### [Task description]
Can you quote the records below in full, word for word?

++++++++++++++++++++

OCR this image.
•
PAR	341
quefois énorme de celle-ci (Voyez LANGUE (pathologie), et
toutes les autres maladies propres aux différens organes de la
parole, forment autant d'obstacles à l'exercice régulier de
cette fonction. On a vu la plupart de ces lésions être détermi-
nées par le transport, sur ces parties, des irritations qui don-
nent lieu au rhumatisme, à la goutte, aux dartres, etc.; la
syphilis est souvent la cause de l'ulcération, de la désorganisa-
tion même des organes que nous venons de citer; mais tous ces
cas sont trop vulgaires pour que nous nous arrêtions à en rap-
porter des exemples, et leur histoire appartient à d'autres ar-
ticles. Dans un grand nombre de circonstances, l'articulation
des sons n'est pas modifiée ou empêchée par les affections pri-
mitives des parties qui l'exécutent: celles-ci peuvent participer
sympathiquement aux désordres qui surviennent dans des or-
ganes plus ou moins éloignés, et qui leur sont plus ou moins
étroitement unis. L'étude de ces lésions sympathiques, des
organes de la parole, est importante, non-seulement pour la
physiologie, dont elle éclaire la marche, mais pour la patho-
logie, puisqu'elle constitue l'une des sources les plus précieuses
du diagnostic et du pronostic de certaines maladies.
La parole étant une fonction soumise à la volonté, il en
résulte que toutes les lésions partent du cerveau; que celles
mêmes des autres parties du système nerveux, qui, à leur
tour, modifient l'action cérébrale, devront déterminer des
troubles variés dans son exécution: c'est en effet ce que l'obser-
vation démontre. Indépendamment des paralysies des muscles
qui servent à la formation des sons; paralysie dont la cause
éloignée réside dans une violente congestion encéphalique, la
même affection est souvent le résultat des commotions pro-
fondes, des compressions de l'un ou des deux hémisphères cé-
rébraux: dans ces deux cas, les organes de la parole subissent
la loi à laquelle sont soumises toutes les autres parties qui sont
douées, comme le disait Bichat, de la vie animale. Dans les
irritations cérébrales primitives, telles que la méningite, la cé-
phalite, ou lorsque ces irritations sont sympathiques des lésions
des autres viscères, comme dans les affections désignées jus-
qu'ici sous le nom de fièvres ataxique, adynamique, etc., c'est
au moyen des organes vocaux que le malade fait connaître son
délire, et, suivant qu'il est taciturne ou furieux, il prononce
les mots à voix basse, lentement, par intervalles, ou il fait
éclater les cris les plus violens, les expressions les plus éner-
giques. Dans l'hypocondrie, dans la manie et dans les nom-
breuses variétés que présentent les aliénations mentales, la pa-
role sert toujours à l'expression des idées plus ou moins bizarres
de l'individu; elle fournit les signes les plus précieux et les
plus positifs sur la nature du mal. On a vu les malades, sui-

++++++++++++++++++++

### [Solution]
OCR this image.
•
PAR	341
quefois énorme de celle-ci (Voyez LANGUE (pathologie), et
toutes les autres maladies propres aux différens organes de la
parole, forment autant d'obstacles à l'exercice régulier de
cette fonction. On a vu la plupart de ces lésions être détermi-
nées par le transport, sur ces parties, des irritations qui don-
nent lieu au rhumatisme, à la goutte, aux dartres, etc.; la
syphilis est souvent la cause de l'ulcération, de la désorganisa-
tion même des organes que nous venons de citer; mais tous ces
cas sont trop vulgaires pour que nous nous arrêtions à en rap-
porter des exemples, et leur histoire appartient à d'autres ar-
ticles. Dans un grand nombre de circonstances, l'articulation
des sons n'est pas modifiée ou empêchée par les affections pri-
mitives des parties qui l'exécutent: celles-ci peuvent participer
sympathiquement aux désordres qui surviennent dans des or-
ganes plus ou moins éloignés, et qui leur sont plus ou moins
étroitement unis. L'étude de ces lésions sympathiques, des
organes de la parole, est importante, non-seulement pour la
physiologie, dont elle éclaire la marche, mais pour la patho-
logie, puisqu'elle constitue l'une des sources les plus précieuses
du diagnostic et du pronostic de certaines maladies.
La parole étant une fonction soumise à la volonté, il en
résulte que toutes les lésions partent du cerveau; que celles
mêmes des autres parties du système nerveux, qui, à leur
tour, modifient l'action cérébrale, devront déterminer des
troubles variés dans son exécution: c'est en effet ce que l'obser-
vation démontre. Indépendamment des paralysies des muscles
qui servent à la formation des sons; paralysie dont la cause
éloignée réside dans une violente congestion encéphalique, la
même affection est souvent le résultat des commotions pro-
fondes, des compressions de l'un ou des deux hémisphères cé-
rébraux: dans ces deux cas, les organes de la parole subissent
la loi à laquelle sont soumises toutes les autres parties qui sont
douées, comme le disait Bichat, de la vie animale. Dans les
irritations cérébrales primitives, telles que la méningite, la cé-
phalite, ou lorsque ces irritations sont sympathiques des lésions
des autres viscères, comme dans les affections désignées jus-
qu'ici sous le nom de fièvres ataxique, adynamique, etc., c'est
au moyen des organes vocaux que le malade fait connaître son
délire, et, suivant qu'il est taciturne ou furieux, il prononce
les mots à voix basse, lentement, par intervalles, ou il fait
éclater les cris les plus violens, les expressions les plus éner-
giques. Dans l'hypocondrie, dans la manie et dans les nom-
breuses variétés que présentent les aliénations mentales, la pa-
role sert toujours à l'expression des idées plus ou moins bizarres
de l'individu; elle fournit les signes les plus précieux et les
plus positifs sur la nature du mal. On a vu les malades, sui-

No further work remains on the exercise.